* [Problem details]
Go through the material and pull out every line with the string "selected" in it.

──────── Dataset excerpts

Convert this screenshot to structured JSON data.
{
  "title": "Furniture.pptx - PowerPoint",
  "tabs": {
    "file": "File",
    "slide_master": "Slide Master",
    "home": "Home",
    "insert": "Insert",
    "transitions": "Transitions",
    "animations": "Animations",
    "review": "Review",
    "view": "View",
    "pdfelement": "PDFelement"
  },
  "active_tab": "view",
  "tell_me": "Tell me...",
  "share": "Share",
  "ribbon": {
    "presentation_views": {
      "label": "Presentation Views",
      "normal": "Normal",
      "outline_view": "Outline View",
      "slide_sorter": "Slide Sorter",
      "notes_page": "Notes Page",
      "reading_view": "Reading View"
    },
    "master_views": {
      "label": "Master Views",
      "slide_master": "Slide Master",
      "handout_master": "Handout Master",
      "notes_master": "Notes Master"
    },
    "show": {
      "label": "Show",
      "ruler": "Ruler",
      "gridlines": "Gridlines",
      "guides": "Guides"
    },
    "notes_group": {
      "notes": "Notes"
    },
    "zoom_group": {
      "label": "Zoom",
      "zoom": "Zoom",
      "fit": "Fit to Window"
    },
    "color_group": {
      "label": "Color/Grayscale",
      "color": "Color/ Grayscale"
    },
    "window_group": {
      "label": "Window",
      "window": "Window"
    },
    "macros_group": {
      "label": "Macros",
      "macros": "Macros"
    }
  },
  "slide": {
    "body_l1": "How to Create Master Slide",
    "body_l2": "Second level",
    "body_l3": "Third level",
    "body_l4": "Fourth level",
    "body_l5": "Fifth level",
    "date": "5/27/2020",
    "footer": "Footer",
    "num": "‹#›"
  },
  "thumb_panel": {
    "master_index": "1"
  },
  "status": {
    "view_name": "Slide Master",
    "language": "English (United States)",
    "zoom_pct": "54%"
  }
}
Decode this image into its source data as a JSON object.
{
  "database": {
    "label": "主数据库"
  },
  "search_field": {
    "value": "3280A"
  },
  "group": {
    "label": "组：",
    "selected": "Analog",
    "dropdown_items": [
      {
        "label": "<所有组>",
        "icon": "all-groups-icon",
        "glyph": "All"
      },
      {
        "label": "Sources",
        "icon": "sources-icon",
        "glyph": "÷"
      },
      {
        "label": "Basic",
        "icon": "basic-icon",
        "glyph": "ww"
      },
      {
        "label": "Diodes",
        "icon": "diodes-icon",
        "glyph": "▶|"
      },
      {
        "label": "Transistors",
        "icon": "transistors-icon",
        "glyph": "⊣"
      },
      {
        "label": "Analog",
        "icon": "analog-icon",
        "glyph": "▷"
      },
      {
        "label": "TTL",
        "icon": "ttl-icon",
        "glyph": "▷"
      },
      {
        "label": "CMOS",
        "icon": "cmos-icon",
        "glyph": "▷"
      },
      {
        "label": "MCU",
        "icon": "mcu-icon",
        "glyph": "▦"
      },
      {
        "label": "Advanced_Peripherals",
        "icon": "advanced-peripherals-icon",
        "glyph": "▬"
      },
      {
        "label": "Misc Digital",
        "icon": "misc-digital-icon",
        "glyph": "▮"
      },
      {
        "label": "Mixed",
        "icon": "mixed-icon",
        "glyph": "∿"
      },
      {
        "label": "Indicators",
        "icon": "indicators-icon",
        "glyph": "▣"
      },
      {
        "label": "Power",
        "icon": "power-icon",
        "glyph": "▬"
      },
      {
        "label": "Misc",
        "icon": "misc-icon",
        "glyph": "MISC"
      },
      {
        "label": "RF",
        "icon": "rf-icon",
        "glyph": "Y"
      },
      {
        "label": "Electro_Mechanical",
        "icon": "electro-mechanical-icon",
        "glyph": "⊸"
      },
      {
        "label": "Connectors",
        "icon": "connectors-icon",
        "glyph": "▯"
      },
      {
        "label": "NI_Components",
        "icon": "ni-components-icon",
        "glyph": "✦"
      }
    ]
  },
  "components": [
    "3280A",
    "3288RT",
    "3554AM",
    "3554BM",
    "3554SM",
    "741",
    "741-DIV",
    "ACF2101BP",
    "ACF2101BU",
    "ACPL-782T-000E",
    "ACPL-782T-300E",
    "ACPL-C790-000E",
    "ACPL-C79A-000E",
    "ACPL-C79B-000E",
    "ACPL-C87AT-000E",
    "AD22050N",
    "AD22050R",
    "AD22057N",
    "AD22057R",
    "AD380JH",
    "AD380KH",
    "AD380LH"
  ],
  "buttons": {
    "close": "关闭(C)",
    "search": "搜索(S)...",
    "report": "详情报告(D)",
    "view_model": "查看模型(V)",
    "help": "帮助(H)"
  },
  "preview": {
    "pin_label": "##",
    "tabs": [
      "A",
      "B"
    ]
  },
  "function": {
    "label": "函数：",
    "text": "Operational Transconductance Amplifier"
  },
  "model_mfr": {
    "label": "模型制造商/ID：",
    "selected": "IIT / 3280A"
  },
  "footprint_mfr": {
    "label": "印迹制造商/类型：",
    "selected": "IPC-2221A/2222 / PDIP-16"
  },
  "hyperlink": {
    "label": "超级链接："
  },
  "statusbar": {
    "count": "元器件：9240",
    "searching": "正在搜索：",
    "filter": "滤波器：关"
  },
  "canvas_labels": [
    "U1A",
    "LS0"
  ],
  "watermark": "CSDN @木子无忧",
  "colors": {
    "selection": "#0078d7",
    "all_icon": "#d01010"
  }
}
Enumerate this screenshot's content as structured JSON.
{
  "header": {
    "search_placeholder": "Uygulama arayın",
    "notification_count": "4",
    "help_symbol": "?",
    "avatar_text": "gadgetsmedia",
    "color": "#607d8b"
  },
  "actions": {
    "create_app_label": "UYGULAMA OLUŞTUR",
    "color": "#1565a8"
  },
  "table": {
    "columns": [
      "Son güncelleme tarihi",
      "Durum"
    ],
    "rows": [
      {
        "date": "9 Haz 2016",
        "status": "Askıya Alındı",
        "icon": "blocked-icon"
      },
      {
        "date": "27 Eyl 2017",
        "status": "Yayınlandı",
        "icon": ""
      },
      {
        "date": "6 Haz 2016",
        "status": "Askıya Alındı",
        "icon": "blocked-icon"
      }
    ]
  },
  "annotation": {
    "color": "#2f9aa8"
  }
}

────────────────
──────── Dataset excerpts

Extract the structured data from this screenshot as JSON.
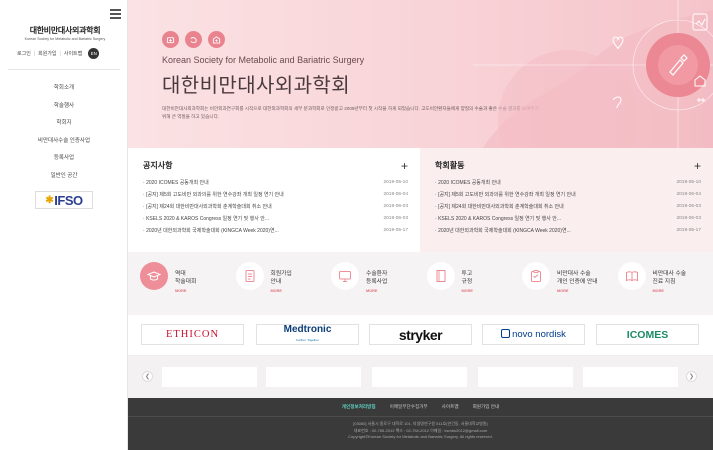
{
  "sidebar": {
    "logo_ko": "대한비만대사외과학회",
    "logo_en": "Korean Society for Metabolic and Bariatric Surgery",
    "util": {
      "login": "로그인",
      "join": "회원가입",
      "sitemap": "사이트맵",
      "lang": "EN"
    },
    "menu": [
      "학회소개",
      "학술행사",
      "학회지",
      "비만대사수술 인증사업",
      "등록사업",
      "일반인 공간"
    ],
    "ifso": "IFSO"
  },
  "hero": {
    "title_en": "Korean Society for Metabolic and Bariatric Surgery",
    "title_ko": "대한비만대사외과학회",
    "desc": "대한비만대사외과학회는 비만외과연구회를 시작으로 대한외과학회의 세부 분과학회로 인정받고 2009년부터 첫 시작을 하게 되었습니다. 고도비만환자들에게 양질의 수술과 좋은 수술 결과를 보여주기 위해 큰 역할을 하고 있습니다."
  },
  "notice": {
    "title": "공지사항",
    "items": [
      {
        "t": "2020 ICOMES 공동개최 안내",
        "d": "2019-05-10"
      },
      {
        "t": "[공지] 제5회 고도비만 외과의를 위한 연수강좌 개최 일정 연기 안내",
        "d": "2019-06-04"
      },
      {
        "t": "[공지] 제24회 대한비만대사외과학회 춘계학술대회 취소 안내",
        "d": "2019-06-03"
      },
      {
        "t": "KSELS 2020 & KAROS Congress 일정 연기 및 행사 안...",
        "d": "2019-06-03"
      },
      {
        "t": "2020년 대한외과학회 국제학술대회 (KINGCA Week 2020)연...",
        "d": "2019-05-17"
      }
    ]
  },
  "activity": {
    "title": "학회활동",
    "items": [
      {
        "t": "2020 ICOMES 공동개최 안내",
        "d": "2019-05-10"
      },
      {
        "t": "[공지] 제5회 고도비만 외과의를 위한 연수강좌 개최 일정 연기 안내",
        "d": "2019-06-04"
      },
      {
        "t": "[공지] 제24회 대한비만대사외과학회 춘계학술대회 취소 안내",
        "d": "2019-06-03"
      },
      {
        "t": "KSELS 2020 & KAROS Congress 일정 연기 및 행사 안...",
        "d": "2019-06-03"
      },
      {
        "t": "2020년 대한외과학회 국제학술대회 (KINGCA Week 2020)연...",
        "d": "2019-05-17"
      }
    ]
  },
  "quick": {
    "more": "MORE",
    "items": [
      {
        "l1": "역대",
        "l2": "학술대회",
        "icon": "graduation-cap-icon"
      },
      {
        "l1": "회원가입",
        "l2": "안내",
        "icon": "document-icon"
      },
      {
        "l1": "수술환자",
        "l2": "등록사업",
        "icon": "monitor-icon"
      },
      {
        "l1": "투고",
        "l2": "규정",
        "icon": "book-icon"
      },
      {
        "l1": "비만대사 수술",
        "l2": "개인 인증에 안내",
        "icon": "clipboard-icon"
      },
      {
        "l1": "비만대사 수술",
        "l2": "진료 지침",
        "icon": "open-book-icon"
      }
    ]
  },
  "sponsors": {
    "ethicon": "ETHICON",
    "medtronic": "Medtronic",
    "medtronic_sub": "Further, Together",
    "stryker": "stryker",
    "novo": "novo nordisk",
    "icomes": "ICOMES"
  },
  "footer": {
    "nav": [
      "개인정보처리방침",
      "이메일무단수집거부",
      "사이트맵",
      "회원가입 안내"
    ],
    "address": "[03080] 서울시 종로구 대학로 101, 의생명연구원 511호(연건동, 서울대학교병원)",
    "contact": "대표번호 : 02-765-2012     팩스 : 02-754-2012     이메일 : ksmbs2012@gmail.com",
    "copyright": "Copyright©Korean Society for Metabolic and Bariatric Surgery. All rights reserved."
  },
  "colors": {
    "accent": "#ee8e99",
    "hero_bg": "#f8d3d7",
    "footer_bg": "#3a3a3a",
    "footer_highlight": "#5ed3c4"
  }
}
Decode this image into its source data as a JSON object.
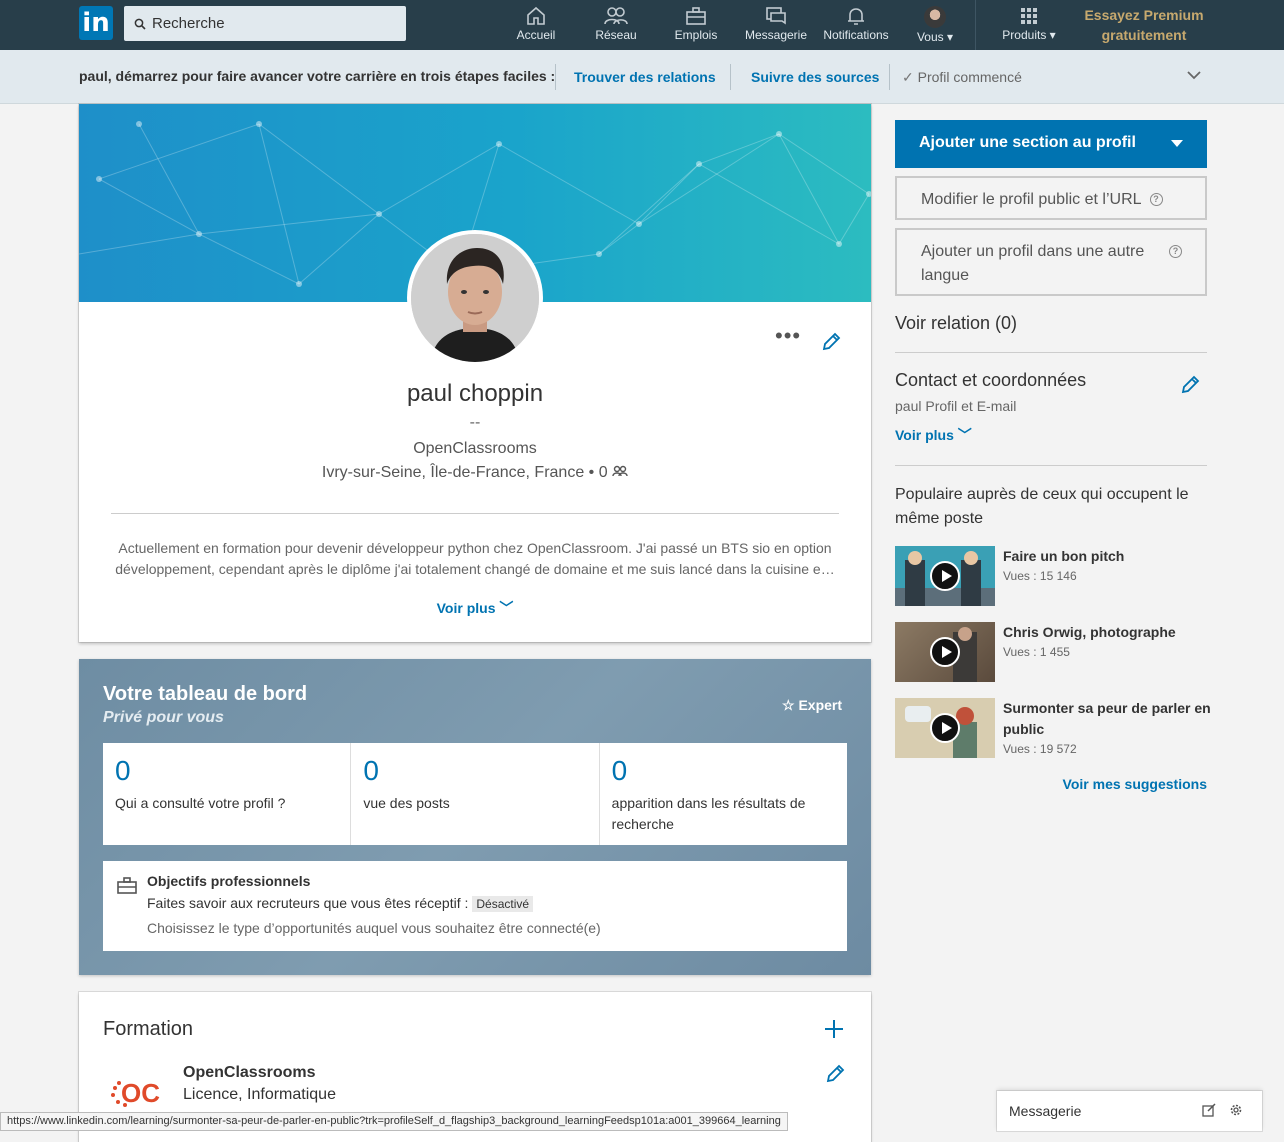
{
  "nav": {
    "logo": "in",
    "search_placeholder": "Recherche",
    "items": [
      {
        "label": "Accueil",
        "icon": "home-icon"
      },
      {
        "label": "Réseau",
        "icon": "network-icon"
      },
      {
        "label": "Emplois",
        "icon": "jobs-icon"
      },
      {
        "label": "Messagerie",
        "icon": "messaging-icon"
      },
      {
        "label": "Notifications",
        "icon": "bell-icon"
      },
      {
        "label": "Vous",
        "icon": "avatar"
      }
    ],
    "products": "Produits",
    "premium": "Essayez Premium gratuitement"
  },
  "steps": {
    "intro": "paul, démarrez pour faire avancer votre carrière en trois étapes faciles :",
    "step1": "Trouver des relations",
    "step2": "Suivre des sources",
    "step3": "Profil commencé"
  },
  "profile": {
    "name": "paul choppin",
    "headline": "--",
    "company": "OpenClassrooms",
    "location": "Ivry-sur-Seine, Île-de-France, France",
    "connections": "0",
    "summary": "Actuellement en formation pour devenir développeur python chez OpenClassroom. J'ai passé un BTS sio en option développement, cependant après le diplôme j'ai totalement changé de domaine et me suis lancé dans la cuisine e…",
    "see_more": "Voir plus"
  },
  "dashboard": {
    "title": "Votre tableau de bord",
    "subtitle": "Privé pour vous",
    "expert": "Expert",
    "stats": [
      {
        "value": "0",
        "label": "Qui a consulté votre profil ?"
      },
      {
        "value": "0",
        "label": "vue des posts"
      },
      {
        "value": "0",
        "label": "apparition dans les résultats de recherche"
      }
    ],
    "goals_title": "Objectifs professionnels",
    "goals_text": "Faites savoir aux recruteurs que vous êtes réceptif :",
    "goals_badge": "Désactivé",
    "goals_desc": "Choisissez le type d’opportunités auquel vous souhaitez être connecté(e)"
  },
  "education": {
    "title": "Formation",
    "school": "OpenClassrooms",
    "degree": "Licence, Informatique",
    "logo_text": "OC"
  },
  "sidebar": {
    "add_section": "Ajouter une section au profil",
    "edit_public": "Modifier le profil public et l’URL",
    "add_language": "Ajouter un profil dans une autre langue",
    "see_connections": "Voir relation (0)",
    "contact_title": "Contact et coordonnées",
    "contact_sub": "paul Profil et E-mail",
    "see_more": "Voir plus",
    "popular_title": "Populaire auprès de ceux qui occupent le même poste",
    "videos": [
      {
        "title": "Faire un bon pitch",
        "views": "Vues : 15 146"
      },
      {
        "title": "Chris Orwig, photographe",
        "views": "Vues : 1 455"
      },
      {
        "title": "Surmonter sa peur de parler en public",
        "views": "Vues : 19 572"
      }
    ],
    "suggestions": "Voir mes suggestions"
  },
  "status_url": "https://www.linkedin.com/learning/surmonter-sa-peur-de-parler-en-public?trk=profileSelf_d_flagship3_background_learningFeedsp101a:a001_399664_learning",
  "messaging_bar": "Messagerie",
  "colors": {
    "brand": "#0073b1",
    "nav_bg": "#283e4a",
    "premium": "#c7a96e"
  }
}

────────────────

* [Task output]
    "selected": "Analog",
    "selected": "IIT / 3280A"
    "selected": "IPC-2221A/2222 / PDIP-16"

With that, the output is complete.